Find how many lines of the records below contain the word "title" and write that number by itself.

= = = = =

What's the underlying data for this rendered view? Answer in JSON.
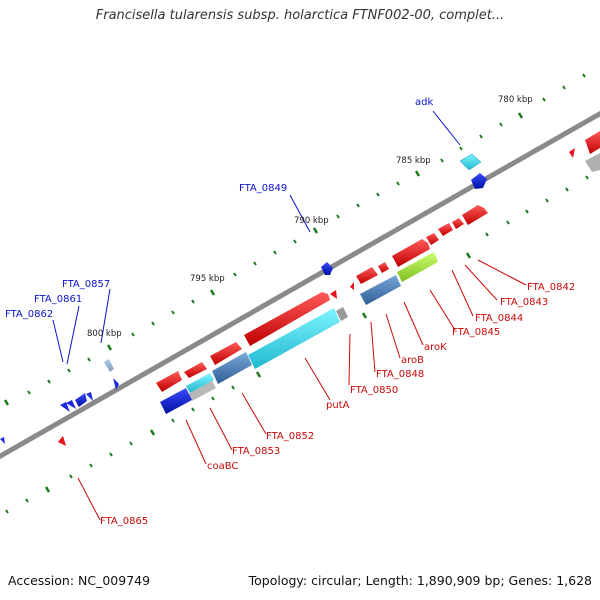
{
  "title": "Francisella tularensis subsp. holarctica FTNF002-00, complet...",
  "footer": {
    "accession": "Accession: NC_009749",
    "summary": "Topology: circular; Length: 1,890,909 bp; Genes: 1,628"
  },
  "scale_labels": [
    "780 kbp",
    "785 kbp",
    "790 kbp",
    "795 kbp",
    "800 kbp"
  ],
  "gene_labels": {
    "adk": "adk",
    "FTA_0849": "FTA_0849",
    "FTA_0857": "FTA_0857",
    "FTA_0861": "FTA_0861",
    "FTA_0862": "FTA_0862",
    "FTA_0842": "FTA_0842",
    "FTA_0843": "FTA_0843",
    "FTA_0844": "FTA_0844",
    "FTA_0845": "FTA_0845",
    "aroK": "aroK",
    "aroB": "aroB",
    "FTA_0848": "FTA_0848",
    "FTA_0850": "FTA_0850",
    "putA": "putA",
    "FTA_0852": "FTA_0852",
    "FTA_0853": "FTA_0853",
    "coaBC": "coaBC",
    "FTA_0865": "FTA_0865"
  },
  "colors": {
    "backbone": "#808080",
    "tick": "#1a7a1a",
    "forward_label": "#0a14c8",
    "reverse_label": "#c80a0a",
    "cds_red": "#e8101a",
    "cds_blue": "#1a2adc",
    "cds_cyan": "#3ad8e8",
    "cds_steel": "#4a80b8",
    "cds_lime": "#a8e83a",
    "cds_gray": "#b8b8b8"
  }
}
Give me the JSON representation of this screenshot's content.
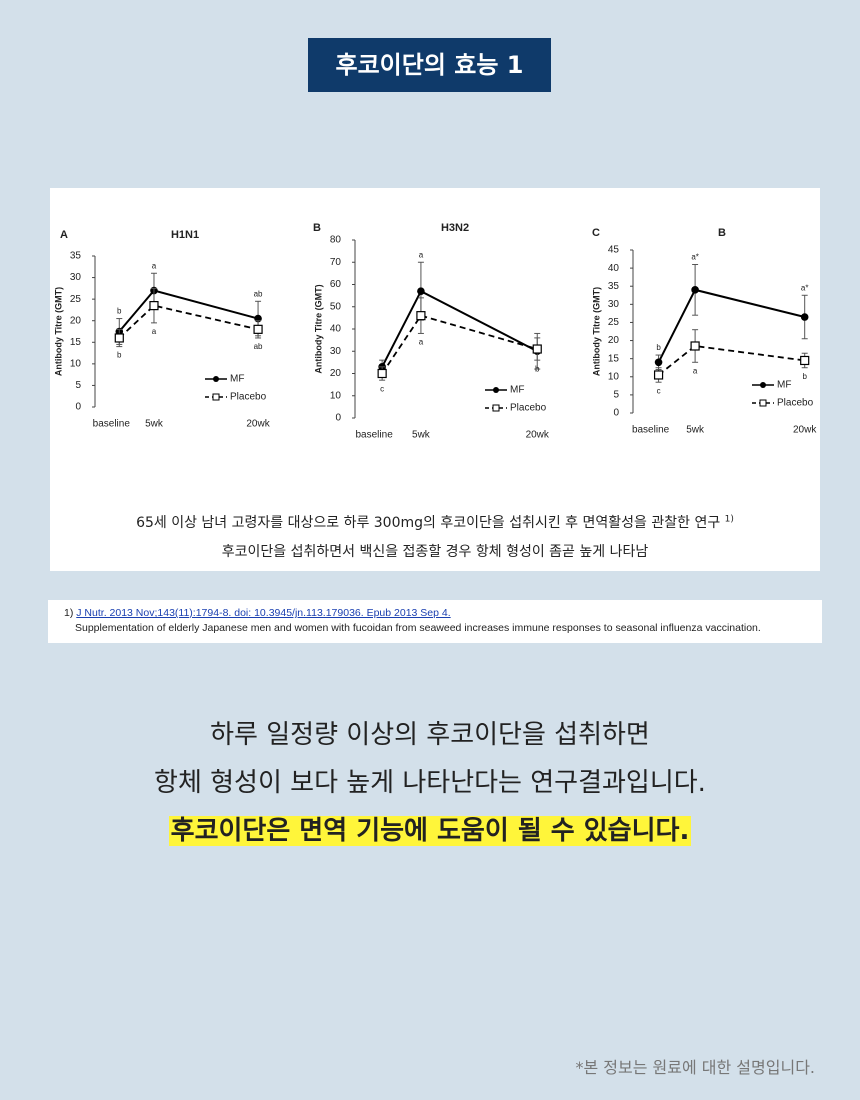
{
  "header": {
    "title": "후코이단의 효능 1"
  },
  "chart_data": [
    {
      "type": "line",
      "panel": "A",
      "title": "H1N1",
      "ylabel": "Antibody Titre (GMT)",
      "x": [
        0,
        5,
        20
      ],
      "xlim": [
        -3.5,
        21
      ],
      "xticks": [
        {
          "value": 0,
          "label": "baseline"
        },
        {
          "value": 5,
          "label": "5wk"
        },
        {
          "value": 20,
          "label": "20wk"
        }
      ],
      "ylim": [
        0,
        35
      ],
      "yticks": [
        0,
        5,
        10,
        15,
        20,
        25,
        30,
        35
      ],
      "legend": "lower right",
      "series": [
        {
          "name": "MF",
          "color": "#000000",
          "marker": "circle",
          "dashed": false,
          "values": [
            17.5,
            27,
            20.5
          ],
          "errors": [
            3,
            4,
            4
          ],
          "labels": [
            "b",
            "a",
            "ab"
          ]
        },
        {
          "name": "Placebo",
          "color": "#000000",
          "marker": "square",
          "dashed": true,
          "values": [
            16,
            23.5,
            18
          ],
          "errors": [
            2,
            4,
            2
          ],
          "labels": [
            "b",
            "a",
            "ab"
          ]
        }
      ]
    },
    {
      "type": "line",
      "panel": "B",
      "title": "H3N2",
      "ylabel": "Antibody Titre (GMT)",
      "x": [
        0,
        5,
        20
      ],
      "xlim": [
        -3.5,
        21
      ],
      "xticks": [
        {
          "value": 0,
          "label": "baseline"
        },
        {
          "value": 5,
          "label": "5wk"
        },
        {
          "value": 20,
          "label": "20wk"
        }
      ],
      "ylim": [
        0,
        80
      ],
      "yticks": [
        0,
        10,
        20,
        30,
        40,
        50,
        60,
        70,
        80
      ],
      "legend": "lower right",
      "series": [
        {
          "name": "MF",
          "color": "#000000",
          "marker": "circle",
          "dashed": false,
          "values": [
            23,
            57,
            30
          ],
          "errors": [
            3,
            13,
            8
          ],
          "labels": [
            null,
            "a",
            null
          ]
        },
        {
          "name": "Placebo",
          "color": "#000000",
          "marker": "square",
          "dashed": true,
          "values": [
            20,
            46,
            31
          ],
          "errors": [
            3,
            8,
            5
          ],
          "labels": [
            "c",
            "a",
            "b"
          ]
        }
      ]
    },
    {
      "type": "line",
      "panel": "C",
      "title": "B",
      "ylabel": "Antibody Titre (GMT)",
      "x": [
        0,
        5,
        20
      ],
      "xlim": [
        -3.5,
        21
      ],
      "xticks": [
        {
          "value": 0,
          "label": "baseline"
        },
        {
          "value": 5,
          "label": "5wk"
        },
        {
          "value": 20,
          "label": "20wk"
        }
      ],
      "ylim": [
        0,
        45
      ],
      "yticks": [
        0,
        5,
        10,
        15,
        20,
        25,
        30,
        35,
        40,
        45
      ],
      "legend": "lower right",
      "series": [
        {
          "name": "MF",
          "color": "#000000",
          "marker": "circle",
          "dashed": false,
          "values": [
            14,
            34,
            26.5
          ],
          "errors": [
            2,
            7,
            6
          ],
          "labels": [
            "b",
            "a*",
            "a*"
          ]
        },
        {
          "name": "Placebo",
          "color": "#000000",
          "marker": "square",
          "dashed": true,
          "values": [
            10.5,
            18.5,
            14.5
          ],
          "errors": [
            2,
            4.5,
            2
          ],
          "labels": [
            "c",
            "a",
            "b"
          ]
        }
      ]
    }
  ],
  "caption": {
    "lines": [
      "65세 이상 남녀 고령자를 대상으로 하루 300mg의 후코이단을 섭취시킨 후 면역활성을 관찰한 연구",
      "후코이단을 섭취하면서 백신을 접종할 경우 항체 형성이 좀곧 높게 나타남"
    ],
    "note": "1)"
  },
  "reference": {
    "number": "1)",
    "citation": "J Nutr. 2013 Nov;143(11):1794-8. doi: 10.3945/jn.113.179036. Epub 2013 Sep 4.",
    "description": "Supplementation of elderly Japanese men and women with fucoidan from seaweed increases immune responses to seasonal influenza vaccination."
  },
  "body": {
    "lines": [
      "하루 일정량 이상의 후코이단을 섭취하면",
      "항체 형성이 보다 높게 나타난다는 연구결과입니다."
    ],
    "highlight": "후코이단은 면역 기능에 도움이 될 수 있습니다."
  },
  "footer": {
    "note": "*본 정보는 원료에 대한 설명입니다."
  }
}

= = = = =

# [TASK ANSWER]
5